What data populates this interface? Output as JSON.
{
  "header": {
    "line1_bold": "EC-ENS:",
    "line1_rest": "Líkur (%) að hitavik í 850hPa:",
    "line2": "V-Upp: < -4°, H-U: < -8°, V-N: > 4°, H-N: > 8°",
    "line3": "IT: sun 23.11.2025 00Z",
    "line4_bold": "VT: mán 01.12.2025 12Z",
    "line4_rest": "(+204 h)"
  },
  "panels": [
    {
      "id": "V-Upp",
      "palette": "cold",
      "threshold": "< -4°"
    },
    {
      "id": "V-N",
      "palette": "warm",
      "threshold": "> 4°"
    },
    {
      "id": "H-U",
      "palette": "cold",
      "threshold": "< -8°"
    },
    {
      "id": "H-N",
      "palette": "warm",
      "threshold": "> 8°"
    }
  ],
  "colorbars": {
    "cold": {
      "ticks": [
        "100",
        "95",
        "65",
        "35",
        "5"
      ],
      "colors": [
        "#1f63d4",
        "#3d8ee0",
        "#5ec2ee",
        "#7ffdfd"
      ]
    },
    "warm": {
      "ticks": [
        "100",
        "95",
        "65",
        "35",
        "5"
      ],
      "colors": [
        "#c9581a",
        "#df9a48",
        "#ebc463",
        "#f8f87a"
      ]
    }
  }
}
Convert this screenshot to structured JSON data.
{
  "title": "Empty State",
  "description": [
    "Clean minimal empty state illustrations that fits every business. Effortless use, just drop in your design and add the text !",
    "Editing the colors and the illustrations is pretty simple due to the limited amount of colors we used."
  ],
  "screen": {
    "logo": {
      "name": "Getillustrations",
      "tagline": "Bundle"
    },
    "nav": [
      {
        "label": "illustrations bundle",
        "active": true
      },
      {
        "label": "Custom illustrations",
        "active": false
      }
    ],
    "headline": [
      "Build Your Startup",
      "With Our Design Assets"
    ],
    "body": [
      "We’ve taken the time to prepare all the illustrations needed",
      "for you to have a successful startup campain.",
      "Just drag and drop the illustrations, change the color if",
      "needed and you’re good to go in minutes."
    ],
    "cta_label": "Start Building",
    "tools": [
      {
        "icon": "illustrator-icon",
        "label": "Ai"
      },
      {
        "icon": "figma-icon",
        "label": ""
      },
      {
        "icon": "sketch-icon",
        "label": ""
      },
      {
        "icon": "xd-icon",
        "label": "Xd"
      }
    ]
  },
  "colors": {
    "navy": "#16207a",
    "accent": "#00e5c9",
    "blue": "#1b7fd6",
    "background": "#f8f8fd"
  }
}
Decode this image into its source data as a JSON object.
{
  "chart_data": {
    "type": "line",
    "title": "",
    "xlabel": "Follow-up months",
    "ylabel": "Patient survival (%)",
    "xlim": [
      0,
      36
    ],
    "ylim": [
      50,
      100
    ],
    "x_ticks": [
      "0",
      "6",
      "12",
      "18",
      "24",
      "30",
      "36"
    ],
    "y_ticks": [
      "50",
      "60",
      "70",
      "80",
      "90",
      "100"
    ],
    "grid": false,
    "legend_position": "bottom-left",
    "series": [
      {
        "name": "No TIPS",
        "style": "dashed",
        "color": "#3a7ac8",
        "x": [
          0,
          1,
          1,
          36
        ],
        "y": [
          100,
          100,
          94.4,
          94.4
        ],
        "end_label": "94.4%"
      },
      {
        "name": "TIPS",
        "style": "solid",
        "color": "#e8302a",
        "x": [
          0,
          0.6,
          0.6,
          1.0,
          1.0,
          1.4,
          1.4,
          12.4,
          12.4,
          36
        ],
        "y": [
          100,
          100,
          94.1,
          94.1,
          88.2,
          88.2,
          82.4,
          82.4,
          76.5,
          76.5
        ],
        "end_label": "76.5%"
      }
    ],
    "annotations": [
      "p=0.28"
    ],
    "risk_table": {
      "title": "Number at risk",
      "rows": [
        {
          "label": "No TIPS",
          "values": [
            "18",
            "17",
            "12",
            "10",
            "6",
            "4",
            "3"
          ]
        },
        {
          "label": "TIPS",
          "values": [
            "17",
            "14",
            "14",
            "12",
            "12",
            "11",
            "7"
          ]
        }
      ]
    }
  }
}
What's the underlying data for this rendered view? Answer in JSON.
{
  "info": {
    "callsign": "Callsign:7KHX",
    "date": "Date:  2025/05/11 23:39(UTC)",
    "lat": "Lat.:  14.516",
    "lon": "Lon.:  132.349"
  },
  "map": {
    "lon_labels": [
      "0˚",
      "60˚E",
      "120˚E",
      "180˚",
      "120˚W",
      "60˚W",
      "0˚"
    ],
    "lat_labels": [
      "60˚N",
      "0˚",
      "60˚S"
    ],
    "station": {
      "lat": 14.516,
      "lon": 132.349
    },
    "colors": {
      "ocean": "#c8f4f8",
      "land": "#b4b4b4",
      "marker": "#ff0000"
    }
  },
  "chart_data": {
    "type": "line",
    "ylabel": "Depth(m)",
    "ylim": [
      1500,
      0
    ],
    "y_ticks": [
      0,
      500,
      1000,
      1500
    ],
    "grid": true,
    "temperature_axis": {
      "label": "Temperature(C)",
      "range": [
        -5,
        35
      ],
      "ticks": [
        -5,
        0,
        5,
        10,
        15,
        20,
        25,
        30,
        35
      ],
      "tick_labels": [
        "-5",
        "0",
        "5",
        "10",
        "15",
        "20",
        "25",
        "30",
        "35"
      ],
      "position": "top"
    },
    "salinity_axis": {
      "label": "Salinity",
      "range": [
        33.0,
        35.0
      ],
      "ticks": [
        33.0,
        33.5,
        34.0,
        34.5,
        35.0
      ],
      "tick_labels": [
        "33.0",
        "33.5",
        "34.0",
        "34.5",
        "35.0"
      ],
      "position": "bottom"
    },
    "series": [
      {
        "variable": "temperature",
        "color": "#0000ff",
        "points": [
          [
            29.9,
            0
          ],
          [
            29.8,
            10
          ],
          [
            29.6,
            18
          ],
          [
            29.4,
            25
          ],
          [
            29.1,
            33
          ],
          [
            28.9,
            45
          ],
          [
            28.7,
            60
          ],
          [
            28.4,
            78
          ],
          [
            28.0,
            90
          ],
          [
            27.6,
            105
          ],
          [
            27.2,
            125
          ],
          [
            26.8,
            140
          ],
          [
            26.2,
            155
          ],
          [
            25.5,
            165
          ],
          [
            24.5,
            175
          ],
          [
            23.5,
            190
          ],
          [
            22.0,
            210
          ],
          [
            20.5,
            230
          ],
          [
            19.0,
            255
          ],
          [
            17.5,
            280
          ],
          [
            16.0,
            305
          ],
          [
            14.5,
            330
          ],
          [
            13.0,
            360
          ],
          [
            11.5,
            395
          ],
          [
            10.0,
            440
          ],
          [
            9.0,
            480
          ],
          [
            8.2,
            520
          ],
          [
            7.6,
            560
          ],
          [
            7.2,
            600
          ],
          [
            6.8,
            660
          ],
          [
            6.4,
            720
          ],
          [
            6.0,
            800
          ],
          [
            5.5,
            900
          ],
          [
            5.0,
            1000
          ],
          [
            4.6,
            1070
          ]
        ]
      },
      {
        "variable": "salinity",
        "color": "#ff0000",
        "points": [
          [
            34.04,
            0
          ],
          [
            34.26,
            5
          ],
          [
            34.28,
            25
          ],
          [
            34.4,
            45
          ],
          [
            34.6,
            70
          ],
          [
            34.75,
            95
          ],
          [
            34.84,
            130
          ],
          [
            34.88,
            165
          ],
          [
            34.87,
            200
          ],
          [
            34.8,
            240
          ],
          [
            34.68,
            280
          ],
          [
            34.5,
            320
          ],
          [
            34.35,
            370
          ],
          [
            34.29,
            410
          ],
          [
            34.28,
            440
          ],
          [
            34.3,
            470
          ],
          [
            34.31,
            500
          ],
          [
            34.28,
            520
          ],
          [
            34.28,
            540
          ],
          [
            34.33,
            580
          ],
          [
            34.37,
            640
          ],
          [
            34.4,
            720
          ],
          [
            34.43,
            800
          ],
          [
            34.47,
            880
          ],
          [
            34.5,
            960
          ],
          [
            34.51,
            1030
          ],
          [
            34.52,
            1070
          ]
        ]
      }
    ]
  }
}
■ ■ ■ ■ ■ ■ ■
### WRITTEN REQUEST
Go through the listing above and locate each line that holds the word "colors". Copy those lines.

### REPLY TO THE TASK
      "colors": [
      "colors": [
    "Editing the colors and the illustrations is pretty simple due to the limited amount of colors we used."
  "colors": {
    "colors": {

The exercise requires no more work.